Supplied entries:
—————

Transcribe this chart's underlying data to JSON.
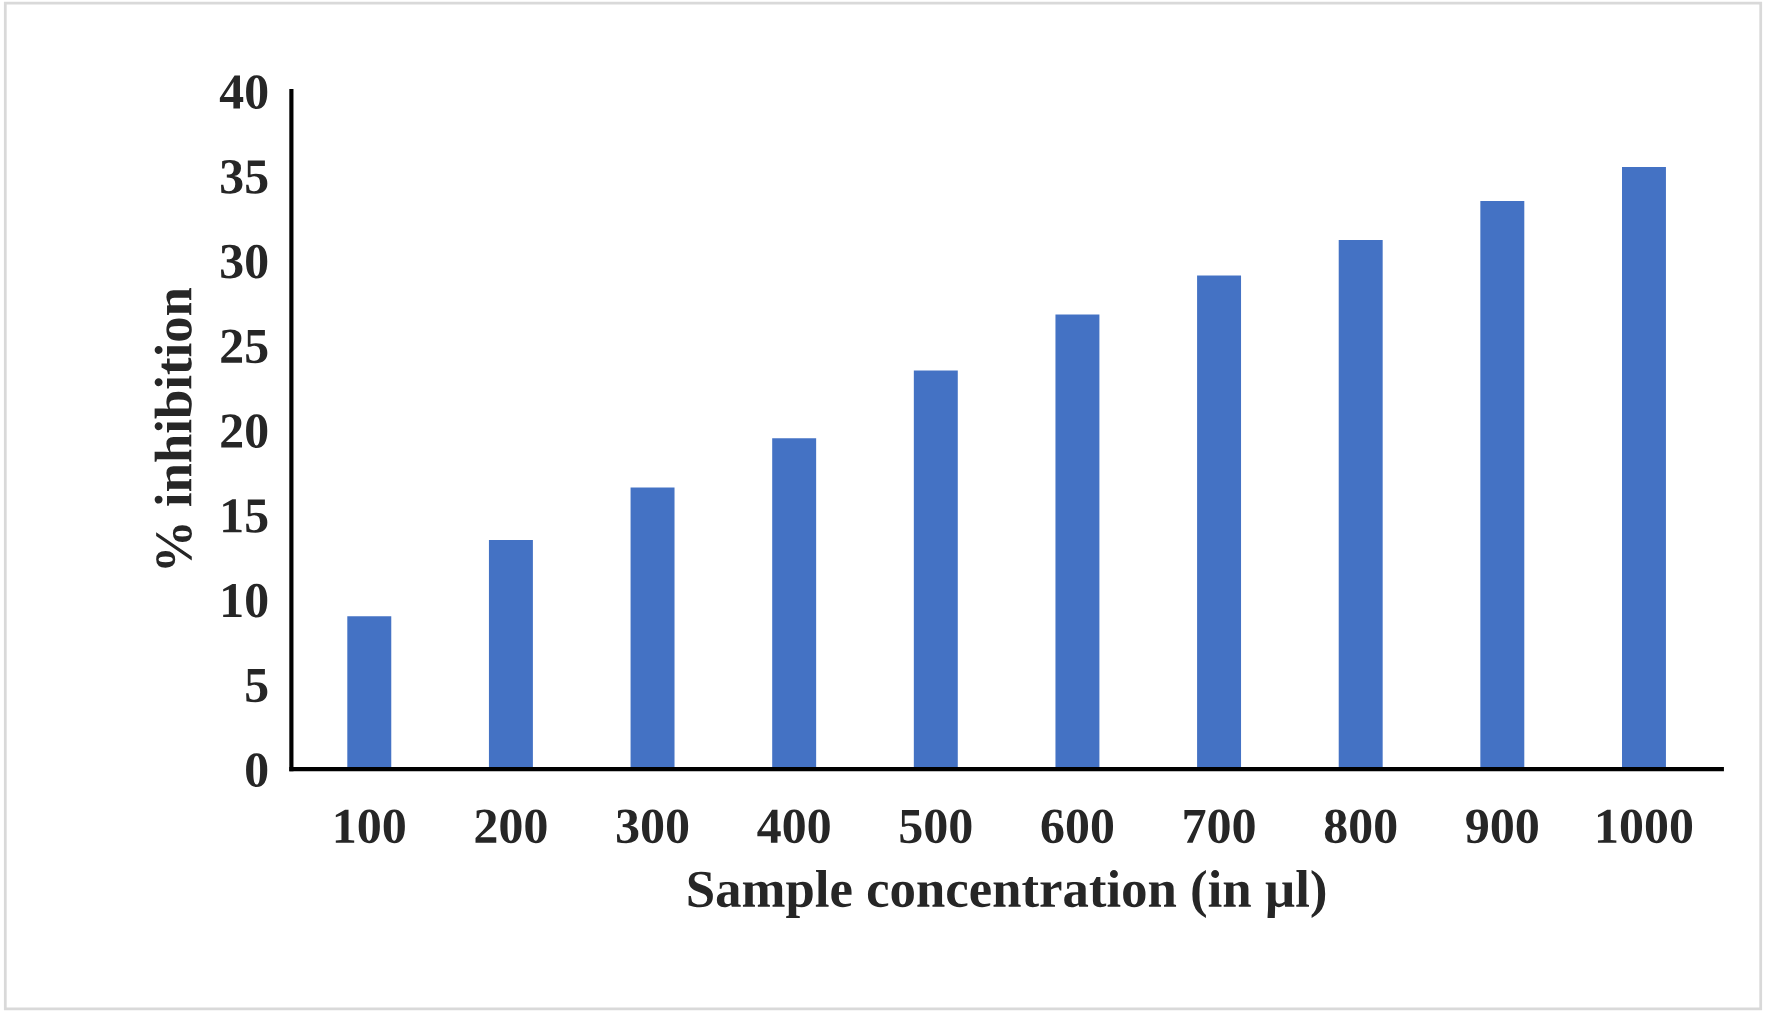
{
  "chart_data": {
    "type": "bar",
    "xlabel": "Sample concentration (in µl)",
    "ylabel": "% inhibition",
    "categories": [
      "100",
      "200",
      "300",
      "400",
      "500",
      "600",
      "700",
      "800",
      "900",
      "1000"
    ],
    "values": [
      9.1,
      13.6,
      16.7,
      19.6,
      23.6,
      26.9,
      29.2,
      31.3,
      33.6,
      35.6
    ],
    "color": "#4472c4",
    "ylim": [
      0,
      40
    ],
    "yticks": [
      0,
      5,
      10,
      15,
      20,
      25,
      30,
      35,
      40
    ],
    "grid": false,
    "legend": false
  }
}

—————

Return each line of the data, keeping its wording exact and omitting pictures.

Result for this exercise:
Transcribe this chart's underlying data to JSON.
{
  "chart_data": {
    "type": "bar",
    "xlabel": "Sample concentration (in µl)",
    "ylabel": "% inhibition",
    "categories": [
      "100",
      "200",
      "300",
      "400",
      "500",
      "600",
      "700",
      "800",
      "900",
      "1000"
    ],
    "values": [
      9.1,
      13.6,
      16.7,
      19.6,
      23.6,
      26.9,
      29.2,
      31.3,
      33.6,
      35.6
    ],
    "color": "#4472c4",
    "ylim": [
      0,
      40
    ],
    "yticks": [
      0,
      5,
      10,
      15,
      20,
      25,
      30,
      35,
      40
    ],
    "grid": false,
    "legend": false
  }
}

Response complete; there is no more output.